| Aim of the task |
All of the data should be repeated exactly; pictures are not part of the copy.

════════════════════

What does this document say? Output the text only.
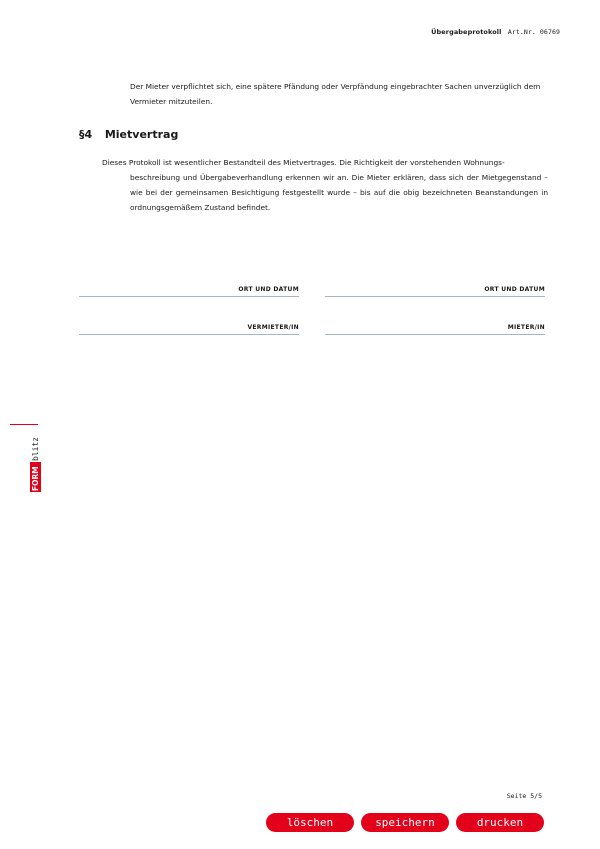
Übergabeprotokoll Art.Nr. 06769
Der Mieter verpflichtet sich, eine spätere Pfändung oder Verpfändung eingebrachter Sachen unverzüglich dem Vermieter mitzuteilen.
§4 Mietvertrag
Dieses Protokoll ist wesentlicher Bestandteil des Mietvertrages. Die Richtigkeit der vorstehenden Wohnungs-
beschreibung und Übergabeverhandlung erkennen wir an. Die Mieter erklären, dass sich der Mietgegenstand – wie bei der gemeinsamen Besichtigung festgestellt wurde – bis auf die obig bezeichneten Beanstandungen in ordnungsgemäßem Zustand befindet.
ORT UND DATUM	ORT UND DATUM
VERMIETER/IN	MIETER/IN
FORM
blitz
Seite 5/5
löschen	speichern	drucken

════════════════════

| Reply |
What does this document say? Output the text only.
Übergabeprotokoll Art.Nr. 06769
Der Mieter verpflichtet sich, eine spätere Pfändung oder Verpfändung eingebrachter Sachen unverzüglich dem Vermieter mitzuteilen.
§4 Mietvertrag
Dieses Protokoll ist wesentlicher Bestandteil des Mietvertrages. Die Richtigkeit der vorstehenden Wohnungs-
beschreibung und Übergabeverhandlung erkennen wir an. Die Mieter erklären, dass sich der Mietgegenstand – wie bei der gemeinsamen Besichtigung festgestellt wurde – bis auf die obig bezeichneten Beanstandungen in ordnungsgemäßem Zustand befindet.
ORT UND DATUM	ORT UND DATUM
VERMIETER/IN	MIETER/IN
FORM
blitz
Seite 5/5
löschen	speichern	drucken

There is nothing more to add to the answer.